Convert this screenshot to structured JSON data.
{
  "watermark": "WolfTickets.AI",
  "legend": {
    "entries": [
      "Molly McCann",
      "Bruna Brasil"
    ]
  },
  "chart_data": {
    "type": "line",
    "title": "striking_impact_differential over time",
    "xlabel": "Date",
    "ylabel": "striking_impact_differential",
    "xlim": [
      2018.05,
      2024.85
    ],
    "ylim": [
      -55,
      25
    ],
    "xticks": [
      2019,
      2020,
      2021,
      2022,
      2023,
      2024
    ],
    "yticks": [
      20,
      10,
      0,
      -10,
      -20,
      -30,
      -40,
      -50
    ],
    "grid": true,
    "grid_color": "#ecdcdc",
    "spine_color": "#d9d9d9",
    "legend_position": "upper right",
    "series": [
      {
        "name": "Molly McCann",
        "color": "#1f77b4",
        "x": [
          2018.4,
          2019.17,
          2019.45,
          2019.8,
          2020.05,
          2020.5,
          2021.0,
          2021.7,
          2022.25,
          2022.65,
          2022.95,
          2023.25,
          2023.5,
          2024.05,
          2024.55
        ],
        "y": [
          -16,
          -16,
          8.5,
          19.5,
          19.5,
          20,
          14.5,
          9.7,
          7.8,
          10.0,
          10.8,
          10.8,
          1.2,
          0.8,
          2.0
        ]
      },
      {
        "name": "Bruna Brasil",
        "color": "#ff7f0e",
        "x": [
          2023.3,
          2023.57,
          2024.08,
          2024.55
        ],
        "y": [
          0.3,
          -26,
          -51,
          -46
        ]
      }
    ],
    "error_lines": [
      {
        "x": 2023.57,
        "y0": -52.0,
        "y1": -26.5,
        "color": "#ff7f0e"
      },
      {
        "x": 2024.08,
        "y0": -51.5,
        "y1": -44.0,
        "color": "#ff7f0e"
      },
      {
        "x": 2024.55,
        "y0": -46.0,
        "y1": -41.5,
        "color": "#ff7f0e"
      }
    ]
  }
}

════════════════

Goal: All of the data needs to be reproduced exactly, with no line missing.

Expected answer:
Convert this screenshot to structured JSON data.
{
  "watermark": "WolfTickets.AI",
  "legend": {
    "entries": [
      "Molly McCann",
      "Bruna Brasil"
    ]
  },
  "chart_data": {
    "type": "line",
    "title": "striking_impact_differential over time",
    "xlabel": "Date",
    "ylabel": "striking_impact_differential",
    "xlim": [
      2018.05,
      2024.85
    ],
    "ylim": [
      -55,
      25
    ],
    "xticks": [
      2019,
      2020,
      2021,
      2022,
      2023,
      2024
    ],
    "yticks": [
      20,
      10,
      0,
      -10,
      -20,
      -30,
      -40,
      -50
    ],
    "grid": true,
    "grid_color": "#ecdcdc",
    "spine_color": "#d9d9d9",
    "legend_position": "upper right",
    "series": [
      {
        "name": "Molly McCann",
        "color": "#1f77b4",
        "x": [
          2018.4,
          2019.17,
          2019.45,
          2019.8,
          2020.05,
          2020.5,
          2021.0,
          2021.7,
          2022.25,
          2022.65,
          2022.95,
          2023.25,
          2023.5,
          2024.05,
          2024.55
        ],
        "y": [
          -16,
          -16,
          8.5,
          19.5,
          19.5,
          20,
          14.5,
          9.7,
          7.8,
          10.0,
          10.8,
          10.8,
          1.2,
          0.8,
          2.0
        ]
      },
      {
        "name": "Bruna Brasil",
        "color": "#ff7f0e",
        "x": [
          2023.3,
          2023.57,
          2024.08,
          2024.55
        ],
        "y": [
          0.3,
          -26,
          -51,
          -46
        ]
      }
    ],
    "error_lines": [
      {
        "x": 2023.57,
        "y0": -52.0,
        "y1": -26.5,
        "color": "#ff7f0e"
      },
      {
        "x": 2024.08,
        "y0": -51.5,
        "y1": -44.0,
        "color": "#ff7f0e"
      },
      {
        "x": 2024.55,
        "y0": -46.0,
        "y1": -41.5,
        "color": "#ff7f0e"
      }
    ]
  }
}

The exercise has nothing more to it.